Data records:
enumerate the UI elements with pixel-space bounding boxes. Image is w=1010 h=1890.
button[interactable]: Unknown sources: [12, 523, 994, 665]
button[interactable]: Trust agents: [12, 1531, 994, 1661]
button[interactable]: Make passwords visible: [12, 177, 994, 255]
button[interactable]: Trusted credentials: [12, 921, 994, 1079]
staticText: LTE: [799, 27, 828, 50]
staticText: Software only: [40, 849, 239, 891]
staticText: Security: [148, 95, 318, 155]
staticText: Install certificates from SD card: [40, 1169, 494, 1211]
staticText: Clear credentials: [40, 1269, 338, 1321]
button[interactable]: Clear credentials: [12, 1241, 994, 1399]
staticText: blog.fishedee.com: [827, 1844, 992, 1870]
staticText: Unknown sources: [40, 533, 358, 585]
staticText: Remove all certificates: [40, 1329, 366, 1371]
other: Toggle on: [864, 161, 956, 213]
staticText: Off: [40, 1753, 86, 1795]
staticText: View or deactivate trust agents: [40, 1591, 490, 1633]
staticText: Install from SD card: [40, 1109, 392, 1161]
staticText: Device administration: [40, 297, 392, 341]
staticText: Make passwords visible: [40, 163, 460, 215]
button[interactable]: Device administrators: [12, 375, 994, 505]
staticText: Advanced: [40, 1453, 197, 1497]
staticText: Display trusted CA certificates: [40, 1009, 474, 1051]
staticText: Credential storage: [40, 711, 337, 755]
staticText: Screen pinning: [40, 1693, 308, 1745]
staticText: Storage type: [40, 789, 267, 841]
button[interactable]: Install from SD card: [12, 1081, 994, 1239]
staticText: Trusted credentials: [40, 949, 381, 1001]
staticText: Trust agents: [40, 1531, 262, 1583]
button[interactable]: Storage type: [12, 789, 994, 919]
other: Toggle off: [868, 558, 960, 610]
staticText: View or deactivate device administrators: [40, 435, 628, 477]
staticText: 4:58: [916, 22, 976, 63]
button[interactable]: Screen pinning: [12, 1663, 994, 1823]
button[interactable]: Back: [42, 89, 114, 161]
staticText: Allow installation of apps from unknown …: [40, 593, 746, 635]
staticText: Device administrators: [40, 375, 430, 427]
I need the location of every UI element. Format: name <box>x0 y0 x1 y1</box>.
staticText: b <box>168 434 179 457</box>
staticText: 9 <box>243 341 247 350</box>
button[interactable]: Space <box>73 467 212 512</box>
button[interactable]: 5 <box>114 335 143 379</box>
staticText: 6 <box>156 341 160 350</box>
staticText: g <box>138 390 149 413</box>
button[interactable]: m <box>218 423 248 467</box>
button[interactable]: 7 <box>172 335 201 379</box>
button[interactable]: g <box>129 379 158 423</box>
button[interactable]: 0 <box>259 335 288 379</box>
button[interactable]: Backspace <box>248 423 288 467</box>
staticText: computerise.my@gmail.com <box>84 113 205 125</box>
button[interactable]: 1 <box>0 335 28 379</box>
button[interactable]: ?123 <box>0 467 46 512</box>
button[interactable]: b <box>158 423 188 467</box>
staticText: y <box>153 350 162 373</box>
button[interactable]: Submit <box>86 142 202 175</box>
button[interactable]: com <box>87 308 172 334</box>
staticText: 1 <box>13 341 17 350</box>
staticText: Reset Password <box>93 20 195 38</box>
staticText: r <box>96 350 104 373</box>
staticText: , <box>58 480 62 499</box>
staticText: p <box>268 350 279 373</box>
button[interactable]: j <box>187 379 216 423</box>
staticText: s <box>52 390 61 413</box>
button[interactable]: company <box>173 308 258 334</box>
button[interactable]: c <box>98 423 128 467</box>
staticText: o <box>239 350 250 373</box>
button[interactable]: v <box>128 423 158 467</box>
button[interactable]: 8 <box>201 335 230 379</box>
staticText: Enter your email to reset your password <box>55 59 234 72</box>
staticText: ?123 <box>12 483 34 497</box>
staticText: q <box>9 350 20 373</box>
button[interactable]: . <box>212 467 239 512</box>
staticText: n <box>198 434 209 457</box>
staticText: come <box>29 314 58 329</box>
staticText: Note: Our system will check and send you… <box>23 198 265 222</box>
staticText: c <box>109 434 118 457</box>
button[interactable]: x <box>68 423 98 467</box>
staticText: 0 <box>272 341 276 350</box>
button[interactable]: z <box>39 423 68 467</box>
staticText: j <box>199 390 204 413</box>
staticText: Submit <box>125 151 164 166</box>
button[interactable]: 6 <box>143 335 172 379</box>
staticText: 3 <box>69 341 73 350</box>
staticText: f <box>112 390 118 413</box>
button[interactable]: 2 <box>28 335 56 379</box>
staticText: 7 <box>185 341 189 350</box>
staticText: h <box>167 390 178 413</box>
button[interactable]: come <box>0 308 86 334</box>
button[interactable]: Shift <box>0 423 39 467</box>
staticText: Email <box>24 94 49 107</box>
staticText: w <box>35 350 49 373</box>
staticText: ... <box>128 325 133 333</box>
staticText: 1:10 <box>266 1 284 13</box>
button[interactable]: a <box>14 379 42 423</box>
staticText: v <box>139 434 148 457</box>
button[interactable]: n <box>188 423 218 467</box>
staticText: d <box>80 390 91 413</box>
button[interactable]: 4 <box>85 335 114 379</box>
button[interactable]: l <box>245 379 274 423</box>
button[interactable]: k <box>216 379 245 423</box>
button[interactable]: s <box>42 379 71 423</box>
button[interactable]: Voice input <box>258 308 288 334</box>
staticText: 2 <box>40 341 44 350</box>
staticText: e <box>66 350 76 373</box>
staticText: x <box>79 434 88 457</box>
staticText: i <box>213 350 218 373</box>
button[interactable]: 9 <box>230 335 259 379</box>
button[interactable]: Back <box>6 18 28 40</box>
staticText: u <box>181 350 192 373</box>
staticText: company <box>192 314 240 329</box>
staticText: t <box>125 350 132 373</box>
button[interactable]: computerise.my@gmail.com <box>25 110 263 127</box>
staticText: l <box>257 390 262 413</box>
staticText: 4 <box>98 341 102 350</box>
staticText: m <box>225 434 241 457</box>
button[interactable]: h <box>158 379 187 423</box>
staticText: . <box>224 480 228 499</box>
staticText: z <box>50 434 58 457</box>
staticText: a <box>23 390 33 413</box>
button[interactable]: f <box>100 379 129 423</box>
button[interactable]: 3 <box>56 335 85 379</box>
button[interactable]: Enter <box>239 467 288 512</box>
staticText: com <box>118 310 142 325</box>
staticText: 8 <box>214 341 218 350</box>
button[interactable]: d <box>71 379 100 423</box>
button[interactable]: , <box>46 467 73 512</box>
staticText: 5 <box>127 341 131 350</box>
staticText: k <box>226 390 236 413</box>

REQUIREMENTS: Rewrite all of the rows above, changing each occurrence of "staticText" to "text" and leaving everything else unchanged.

ANSWER TO THE PROBLEM:
enumerate the UI elements with pixel-space bounding boxes. Image is w=1010 h=1890.
button[interactable]: Unknown sources: [12, 523, 994, 665]
button[interactable]: Trust agents: [12, 1531, 994, 1661]
button[interactable]: Make passwords visible: [12, 177, 994, 255]
button[interactable]: Trusted credentials: [12, 921, 994, 1079]
text: LTE: [799, 27, 828, 50]
text: Software only: [40, 849, 239, 891]
text: Security: [148, 95, 318, 155]
text: Install certificates from SD card: [40, 1169, 494, 1211]
text: Clear credentials: [40, 1269, 338, 1321]
button[interactable]: Clear credentials: [12, 1241, 994, 1399]
text: blog.fishedee.com: [827, 1844, 992, 1870]
text: Unknown sources: [40, 533, 358, 585]
text: Remove all certificates: [40, 1329, 366, 1371]
other: Toggle on: [864, 161, 956, 213]
text: Off: [40, 1753, 86, 1795]
text: View or deactivate trust agents: [40, 1591, 490, 1633]
text: Install from SD card: [40, 1109, 392, 1161]
text: Device administration: [40, 297, 392, 341]
text: Make passwords visible: [40, 163, 460, 215]
button[interactable]: Device administrators: [12, 375, 994, 505]
text: Advanced: [40, 1453, 197, 1497]
text: Display trusted CA certificates: [40, 1009, 474, 1051]
text: Credential storage: [40, 711, 337, 755]
text: Screen pinning: [40, 1693, 308, 1745]
text: Storage type: [40, 789, 267, 841]
button[interactable]: Install from SD card: [12, 1081, 994, 1239]
text: Trusted credentials: [40, 949, 381, 1001]
text: Trust agents: [40, 1531, 262, 1583]
button[interactable]: Storage type: [12, 789, 994, 919]
other: Toggle off: [868, 558, 960, 610]
text: View or deactivate device administrators: [40, 435, 628, 477]
text: 4:58: [916, 22, 976, 63]
button[interactable]: Screen pinning: [12, 1663, 994, 1823]
button[interactable]: Back: [42, 89, 114, 161]
text: Allow installation of apps from unknown …: [40, 593, 746, 635]
text: Device administrators: [40, 375, 430, 427]
I need the location of every UI element. Format: name <box>x0 y0 x1 y1</box>.
text: b <box>168 434 179 457</box>
text: 9 <box>243 341 247 350</box>
button[interactable]: Space <box>73 467 212 512</box>
button[interactable]: 5 <box>114 335 143 379</box>
text: 6 <box>156 341 160 350</box>
text: g <box>138 390 149 413</box>
button[interactable]: m <box>218 423 248 467</box>
button[interactable]: 7 <box>172 335 201 379</box>
button[interactable]: g <box>129 379 158 423</box>
button[interactable]: 0 <box>259 335 288 379</box>
button[interactable]: Backspace <box>248 423 288 467</box>
text: computerise.my@gmail.com <box>84 113 205 125</box>
button[interactable]: 1 <box>0 335 28 379</box>
button[interactable]: ?123 <box>0 467 46 512</box>
button[interactable]: b <box>158 423 188 467</box>
text: y <box>153 350 162 373</box>
button[interactable]: Submit <box>86 142 202 175</box>
button[interactable]: com <box>87 308 172 334</box>
text: 1 <box>13 341 17 350</box>
text: Reset Password <box>93 20 195 38</box>
text: r <box>96 350 104 373</box>
text: , <box>58 480 62 499</box>
text: p <box>268 350 279 373</box>
button[interactable]: j <box>187 379 216 423</box>
text: s <box>52 390 61 413</box>
button[interactable]: company <box>173 308 258 334</box>
button[interactable]: c <box>98 423 128 467</box>
text: o <box>239 350 250 373</box>
button[interactable]: v <box>128 423 158 467</box>
button[interactable]: 8 <box>201 335 230 379</box>
text: Enter your email to reset your password <box>55 59 234 72</box>
text: ?123 <box>12 483 34 497</box>
text: q <box>9 350 20 373</box>
button[interactable]: . <box>212 467 239 512</box>
text: n <box>198 434 209 457</box>
text: come <box>29 314 58 329</box>
text: Note: Our system will check and send you… <box>23 198 265 222</box>
text: c <box>109 434 118 457</box>
button[interactable]: x <box>68 423 98 467</box>
text: 0 <box>272 341 276 350</box>
button[interactable]: z <box>39 423 68 467</box>
text: j <box>199 390 204 413</box>
text: Submit <box>125 151 164 166</box>
button[interactable]: 6 <box>143 335 172 379</box>
text: 3 <box>69 341 73 350</box>
text: f <box>112 390 118 413</box>
button[interactable]: 2 <box>28 335 56 379</box>
text: 7 <box>185 341 189 350</box>
text: h <box>167 390 178 413</box>
button[interactable]: come <box>0 308 86 334</box>
button[interactable]: Shift <box>0 423 39 467</box>
text: Email <box>24 94 49 107</box>
text: w <box>35 350 49 373</box>
text: ... <box>128 325 133 333</box>
text: 1:10 <box>266 1 284 13</box>
button[interactable]: a <box>14 379 42 423</box>
text: v <box>139 434 148 457</box>
button[interactable]: n <box>188 423 218 467</box>
text: d <box>80 390 91 413</box>
button[interactable]: 4 <box>85 335 114 379</box>
button[interactable]: l <box>245 379 274 423</box>
button[interactable]: k <box>216 379 245 423</box>
button[interactable]: s <box>42 379 71 423</box>
button[interactable]: Voice input <box>258 308 288 334</box>
text: 2 <box>40 341 44 350</box>
text: e <box>66 350 76 373</box>
text: x <box>79 434 88 457</box>
text: i <box>213 350 218 373</box>
button[interactable]: 9 <box>230 335 259 379</box>
button[interactable]: Back <box>6 18 28 40</box>
text: u <box>181 350 192 373</box>
text: company <box>192 314 240 329</box>
text: t <box>125 350 132 373</box>
button[interactable]: computerise.my@gmail.com <box>25 110 263 127</box>
text: l <box>257 390 262 413</box>
text: 4 <box>98 341 102 350</box>
text: m <box>225 434 241 457</box>
button[interactable]: h <box>158 379 187 423</box>
text: . <box>224 480 228 499</box>
text: z <box>50 434 58 457</box>
text: a <box>23 390 33 413</box>
button[interactable]: f <box>100 379 129 423</box>
button[interactable]: 3 <box>56 335 85 379</box>
button[interactable]: Enter <box>239 467 288 512</box>
text: com <box>118 310 142 325</box>
text: 8 <box>214 341 218 350</box>
button[interactable]: d <box>71 379 100 423</box>
button[interactable]: , <box>46 467 73 512</box>
text: 5 <box>127 341 131 350</box>
text: k <box>226 390 236 413</box>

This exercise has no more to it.